Data for this exercise —

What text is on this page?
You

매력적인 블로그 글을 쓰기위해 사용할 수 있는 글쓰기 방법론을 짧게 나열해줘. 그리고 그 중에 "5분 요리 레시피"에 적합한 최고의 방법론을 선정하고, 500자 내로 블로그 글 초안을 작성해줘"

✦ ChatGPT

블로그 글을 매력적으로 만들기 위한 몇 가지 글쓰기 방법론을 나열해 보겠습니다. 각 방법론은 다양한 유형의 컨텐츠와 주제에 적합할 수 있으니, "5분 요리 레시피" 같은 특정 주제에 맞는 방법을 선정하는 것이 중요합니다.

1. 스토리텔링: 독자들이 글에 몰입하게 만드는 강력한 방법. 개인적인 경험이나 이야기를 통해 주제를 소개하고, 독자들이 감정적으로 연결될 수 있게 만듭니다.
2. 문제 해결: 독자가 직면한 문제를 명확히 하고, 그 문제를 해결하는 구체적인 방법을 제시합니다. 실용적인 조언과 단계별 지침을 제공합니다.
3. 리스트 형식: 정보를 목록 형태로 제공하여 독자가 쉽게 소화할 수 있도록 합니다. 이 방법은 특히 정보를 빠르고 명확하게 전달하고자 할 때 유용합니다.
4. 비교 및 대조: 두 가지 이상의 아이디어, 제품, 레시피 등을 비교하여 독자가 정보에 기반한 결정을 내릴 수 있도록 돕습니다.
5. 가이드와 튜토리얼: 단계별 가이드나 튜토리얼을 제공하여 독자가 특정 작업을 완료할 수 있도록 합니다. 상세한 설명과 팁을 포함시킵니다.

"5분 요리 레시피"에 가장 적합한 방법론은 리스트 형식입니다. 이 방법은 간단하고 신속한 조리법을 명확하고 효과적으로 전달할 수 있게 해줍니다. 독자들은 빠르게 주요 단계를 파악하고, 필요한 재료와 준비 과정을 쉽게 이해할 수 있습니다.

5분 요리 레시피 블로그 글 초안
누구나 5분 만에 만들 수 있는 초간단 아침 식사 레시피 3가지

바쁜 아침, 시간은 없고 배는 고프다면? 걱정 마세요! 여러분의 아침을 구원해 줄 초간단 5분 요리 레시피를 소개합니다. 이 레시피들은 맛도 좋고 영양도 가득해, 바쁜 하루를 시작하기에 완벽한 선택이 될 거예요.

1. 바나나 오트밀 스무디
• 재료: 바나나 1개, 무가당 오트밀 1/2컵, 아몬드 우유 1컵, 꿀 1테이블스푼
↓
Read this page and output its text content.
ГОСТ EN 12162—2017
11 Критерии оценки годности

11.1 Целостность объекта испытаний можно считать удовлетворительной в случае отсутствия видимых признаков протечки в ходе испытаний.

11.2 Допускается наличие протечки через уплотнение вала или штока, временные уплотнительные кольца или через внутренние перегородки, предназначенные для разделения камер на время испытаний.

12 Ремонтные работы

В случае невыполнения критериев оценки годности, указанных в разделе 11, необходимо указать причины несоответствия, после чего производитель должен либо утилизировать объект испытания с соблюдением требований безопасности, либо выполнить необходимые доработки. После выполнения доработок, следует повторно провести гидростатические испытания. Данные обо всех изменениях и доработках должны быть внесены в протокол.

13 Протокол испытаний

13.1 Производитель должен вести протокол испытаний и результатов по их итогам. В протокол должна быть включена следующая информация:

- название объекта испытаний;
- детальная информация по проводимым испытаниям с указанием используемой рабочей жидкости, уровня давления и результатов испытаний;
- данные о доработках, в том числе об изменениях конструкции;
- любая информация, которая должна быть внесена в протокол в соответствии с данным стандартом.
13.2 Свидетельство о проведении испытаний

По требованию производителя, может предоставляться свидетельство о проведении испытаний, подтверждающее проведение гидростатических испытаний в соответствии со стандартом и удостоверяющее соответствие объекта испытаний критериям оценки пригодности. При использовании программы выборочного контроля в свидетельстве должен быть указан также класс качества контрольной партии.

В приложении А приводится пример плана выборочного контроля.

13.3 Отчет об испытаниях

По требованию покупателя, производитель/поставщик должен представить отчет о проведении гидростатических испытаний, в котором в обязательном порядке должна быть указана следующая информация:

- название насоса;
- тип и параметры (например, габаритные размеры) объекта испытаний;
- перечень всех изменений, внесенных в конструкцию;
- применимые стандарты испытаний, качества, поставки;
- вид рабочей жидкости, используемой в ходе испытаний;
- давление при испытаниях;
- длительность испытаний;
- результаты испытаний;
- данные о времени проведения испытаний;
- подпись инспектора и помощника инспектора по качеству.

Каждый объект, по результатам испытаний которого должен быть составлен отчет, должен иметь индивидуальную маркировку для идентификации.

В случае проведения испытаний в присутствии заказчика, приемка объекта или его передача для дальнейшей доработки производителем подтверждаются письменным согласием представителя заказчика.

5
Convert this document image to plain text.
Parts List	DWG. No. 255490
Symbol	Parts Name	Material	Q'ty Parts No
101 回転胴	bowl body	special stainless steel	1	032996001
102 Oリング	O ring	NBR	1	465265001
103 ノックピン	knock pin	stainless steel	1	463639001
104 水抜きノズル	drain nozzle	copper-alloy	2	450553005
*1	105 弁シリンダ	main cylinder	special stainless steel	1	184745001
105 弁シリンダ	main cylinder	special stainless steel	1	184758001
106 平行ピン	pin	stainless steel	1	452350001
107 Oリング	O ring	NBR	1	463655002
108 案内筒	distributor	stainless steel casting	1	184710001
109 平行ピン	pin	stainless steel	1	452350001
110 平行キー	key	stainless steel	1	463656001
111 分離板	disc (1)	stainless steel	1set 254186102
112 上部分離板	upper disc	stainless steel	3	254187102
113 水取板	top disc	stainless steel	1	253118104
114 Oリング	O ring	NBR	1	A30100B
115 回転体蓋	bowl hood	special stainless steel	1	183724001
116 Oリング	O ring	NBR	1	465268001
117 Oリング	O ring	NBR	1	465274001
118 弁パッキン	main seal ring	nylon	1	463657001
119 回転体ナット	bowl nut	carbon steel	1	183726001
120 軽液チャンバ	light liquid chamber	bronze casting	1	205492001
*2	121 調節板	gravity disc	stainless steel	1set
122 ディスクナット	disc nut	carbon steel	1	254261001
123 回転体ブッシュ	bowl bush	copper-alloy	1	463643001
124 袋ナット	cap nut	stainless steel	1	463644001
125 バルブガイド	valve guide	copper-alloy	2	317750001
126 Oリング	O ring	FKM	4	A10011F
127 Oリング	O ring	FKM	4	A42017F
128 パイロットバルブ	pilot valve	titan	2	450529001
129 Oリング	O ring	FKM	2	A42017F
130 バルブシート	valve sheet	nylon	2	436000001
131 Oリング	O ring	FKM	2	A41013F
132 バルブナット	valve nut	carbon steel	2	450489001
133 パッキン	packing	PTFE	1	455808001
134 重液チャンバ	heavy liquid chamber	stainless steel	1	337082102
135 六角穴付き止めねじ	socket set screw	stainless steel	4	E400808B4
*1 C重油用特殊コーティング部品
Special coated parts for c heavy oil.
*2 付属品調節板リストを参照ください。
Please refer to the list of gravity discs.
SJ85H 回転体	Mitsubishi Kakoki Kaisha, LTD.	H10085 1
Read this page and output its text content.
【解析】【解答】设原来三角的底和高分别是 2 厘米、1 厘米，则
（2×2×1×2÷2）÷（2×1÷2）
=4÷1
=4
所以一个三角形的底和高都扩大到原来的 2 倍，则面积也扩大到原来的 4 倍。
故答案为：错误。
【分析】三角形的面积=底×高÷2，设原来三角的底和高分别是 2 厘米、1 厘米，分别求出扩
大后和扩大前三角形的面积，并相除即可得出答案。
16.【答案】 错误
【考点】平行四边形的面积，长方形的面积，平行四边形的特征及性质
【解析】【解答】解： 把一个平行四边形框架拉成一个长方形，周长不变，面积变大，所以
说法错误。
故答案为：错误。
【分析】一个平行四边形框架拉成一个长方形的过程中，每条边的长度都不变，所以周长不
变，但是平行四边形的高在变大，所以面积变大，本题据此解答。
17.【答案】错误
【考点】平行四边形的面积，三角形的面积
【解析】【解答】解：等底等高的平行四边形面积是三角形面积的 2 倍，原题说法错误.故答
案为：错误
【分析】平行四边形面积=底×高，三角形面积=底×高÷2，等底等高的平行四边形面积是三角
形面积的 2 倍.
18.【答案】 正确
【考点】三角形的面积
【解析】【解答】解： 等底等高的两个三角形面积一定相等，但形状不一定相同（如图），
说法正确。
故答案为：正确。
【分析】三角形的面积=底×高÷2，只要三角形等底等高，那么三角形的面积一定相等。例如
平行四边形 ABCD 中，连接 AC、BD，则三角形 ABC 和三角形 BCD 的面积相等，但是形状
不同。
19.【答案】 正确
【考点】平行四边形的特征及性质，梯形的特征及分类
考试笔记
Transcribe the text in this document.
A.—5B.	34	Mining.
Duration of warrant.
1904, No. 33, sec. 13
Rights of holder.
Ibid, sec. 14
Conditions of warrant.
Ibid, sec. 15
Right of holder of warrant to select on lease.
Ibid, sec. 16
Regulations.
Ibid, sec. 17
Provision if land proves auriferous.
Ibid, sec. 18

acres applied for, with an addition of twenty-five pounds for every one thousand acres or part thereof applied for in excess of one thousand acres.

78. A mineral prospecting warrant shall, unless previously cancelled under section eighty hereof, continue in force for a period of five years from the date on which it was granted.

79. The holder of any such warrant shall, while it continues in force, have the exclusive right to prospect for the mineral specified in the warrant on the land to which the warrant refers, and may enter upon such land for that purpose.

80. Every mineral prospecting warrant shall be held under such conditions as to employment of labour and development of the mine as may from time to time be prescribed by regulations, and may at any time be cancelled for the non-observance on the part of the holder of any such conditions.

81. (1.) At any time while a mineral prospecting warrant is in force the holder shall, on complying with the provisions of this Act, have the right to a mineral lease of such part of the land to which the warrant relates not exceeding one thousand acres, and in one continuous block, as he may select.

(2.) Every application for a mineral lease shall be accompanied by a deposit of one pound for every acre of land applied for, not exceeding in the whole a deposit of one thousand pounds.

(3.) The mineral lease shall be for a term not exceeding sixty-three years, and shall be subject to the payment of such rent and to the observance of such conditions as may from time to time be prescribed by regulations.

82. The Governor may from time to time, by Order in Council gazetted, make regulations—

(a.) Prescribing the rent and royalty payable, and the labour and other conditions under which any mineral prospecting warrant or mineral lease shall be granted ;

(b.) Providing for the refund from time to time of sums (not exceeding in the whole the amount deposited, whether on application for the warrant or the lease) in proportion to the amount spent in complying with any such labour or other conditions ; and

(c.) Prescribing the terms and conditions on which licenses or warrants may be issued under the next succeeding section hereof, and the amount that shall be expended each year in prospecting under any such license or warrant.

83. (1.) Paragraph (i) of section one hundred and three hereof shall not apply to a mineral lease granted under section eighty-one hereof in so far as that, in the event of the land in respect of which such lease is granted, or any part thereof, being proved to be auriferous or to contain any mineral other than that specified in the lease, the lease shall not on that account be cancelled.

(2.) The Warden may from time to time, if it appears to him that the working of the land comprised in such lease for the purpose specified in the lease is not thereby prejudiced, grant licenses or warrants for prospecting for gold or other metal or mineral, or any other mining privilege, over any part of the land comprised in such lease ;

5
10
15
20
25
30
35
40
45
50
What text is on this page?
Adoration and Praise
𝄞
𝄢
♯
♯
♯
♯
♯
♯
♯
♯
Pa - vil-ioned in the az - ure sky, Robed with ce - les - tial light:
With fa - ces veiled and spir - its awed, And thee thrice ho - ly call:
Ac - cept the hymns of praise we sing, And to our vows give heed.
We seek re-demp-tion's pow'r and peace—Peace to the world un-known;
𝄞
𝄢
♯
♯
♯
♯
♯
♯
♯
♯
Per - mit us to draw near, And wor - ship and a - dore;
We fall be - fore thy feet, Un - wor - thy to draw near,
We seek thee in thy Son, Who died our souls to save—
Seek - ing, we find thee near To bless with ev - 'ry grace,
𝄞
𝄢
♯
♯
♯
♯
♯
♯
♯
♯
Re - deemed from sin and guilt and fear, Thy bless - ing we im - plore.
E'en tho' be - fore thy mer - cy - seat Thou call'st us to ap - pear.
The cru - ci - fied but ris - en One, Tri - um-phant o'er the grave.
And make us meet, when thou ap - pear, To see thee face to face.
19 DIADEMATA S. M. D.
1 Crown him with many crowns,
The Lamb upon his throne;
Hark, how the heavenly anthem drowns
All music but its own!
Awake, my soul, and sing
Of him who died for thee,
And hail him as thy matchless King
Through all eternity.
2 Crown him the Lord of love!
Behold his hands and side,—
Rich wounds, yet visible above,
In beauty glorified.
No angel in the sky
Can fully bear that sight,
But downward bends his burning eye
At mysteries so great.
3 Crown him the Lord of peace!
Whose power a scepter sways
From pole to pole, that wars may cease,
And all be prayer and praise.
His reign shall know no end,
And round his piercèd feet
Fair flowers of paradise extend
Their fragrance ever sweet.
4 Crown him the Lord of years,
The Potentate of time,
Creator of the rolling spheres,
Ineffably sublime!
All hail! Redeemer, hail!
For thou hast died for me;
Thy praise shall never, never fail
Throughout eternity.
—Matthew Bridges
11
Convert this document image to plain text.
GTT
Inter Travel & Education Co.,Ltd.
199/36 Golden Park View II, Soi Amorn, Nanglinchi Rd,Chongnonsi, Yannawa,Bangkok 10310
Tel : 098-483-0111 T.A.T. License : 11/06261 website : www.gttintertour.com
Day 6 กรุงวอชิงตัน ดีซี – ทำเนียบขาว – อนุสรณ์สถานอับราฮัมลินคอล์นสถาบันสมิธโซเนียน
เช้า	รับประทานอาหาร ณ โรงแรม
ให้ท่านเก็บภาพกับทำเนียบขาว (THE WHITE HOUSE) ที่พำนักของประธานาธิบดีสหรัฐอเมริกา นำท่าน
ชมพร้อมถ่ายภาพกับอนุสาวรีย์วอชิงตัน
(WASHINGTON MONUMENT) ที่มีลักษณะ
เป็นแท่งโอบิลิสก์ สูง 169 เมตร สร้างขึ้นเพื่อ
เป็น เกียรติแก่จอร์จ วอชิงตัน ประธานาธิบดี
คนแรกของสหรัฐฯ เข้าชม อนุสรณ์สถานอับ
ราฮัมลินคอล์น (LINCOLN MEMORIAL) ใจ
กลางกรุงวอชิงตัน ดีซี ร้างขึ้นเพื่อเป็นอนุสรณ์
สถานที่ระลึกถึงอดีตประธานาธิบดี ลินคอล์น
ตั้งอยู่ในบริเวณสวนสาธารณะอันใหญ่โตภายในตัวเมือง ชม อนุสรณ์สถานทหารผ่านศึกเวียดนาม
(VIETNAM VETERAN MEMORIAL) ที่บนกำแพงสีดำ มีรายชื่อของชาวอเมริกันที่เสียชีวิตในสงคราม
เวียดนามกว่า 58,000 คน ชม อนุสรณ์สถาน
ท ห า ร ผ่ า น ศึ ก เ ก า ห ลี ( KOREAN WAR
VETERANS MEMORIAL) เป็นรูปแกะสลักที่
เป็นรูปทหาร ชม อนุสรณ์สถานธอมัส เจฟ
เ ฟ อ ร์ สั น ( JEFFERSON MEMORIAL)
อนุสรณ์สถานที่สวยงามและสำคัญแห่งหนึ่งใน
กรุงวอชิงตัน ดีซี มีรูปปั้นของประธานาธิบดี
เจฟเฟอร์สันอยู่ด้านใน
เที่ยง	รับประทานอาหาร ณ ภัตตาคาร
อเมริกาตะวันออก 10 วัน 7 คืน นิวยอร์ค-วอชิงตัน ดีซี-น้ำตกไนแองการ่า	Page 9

Stated problem — Only lines that contain the word "испытаниях" are wanted; copy each of them.

Solution —
13.3 Отчет об испытаниях
- давление при испытаниях;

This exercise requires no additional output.